■ PROBLEM STATEMENT
Please list all lines of the material below in which the string "color" occurs.

[Dataset entries on figures]
START
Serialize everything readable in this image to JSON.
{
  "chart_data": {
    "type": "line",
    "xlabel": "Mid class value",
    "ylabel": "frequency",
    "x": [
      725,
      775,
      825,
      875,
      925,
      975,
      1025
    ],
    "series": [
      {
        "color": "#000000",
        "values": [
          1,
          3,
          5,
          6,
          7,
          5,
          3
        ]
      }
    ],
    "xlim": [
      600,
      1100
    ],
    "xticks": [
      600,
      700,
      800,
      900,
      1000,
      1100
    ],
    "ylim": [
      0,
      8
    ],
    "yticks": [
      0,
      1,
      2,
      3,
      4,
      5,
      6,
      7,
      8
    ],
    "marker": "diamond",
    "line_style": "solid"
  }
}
END
START
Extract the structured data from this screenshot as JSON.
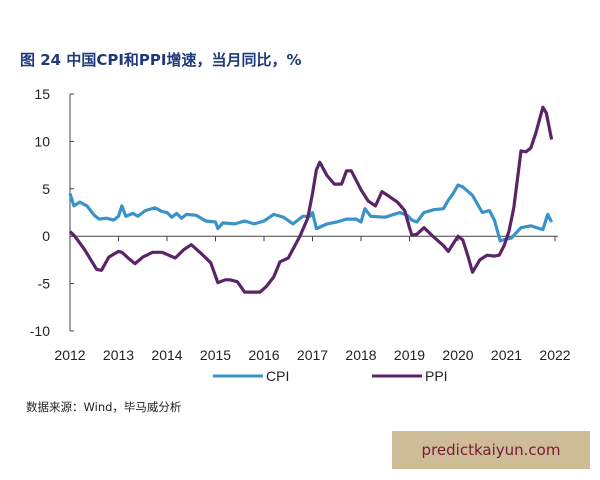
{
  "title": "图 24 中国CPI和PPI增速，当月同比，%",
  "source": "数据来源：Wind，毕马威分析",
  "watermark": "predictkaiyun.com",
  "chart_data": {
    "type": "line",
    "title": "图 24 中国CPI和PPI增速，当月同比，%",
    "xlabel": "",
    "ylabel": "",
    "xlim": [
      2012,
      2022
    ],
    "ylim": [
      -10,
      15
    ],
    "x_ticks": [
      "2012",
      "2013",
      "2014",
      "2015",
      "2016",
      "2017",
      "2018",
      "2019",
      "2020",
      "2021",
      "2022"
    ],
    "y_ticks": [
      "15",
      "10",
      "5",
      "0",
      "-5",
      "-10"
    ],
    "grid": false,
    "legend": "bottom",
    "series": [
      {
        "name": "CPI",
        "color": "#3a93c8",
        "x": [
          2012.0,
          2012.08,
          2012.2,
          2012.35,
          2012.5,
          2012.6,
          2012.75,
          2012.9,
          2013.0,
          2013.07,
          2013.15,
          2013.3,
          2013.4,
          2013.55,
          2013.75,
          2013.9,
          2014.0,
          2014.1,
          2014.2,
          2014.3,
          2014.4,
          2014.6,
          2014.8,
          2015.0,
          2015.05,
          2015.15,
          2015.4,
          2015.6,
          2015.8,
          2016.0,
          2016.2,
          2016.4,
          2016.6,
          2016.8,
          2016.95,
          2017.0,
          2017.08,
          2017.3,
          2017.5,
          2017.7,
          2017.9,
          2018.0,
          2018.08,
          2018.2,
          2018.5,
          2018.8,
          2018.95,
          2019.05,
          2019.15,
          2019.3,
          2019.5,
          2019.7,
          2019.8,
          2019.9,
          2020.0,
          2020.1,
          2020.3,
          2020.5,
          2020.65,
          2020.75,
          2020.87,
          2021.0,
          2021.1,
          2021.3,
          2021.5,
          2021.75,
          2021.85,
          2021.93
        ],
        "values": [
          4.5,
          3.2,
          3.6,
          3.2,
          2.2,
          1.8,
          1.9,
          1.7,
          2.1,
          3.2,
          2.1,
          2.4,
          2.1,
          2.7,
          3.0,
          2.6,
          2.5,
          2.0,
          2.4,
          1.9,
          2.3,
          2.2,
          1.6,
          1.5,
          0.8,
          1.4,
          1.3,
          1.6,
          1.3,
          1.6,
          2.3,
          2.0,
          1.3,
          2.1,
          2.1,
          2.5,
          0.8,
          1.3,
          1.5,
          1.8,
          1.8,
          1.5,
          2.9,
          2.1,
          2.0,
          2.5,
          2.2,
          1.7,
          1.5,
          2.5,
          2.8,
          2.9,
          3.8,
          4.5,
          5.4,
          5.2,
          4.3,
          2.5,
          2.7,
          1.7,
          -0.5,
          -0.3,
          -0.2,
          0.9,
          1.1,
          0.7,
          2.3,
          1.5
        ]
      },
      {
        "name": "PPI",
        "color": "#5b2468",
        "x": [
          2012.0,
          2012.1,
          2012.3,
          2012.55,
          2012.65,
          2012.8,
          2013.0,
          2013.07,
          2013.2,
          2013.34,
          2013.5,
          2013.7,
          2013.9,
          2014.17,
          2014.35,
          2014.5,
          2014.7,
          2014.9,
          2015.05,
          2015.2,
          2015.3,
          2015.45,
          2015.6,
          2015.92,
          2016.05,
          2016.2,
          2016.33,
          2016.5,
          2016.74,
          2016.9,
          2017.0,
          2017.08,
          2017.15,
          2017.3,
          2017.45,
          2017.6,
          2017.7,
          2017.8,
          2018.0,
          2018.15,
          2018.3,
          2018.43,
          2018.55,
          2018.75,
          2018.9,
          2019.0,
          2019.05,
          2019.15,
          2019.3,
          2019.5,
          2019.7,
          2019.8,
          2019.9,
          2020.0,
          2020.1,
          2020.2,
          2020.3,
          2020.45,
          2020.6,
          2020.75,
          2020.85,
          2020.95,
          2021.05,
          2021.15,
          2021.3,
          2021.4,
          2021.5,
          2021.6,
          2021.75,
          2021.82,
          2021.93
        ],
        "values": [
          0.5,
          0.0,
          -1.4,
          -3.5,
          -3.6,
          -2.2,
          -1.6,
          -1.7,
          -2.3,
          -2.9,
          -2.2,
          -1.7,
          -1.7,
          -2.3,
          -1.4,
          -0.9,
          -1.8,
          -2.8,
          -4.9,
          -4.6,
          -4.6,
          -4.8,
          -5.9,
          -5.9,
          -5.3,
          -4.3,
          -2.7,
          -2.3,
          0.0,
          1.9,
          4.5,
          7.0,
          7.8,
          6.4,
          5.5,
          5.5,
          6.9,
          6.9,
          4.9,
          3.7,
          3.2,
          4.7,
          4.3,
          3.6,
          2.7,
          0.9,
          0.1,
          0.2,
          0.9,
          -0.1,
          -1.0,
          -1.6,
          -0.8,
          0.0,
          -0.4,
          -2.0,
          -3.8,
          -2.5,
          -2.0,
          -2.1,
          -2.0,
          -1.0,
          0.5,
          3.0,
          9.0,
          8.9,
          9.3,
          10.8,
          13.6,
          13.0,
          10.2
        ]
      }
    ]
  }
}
END
■ COMPLETED EXERCISE
        "color": "#000000",
        "color": "#3a93c8",
        "color": "#5b2468",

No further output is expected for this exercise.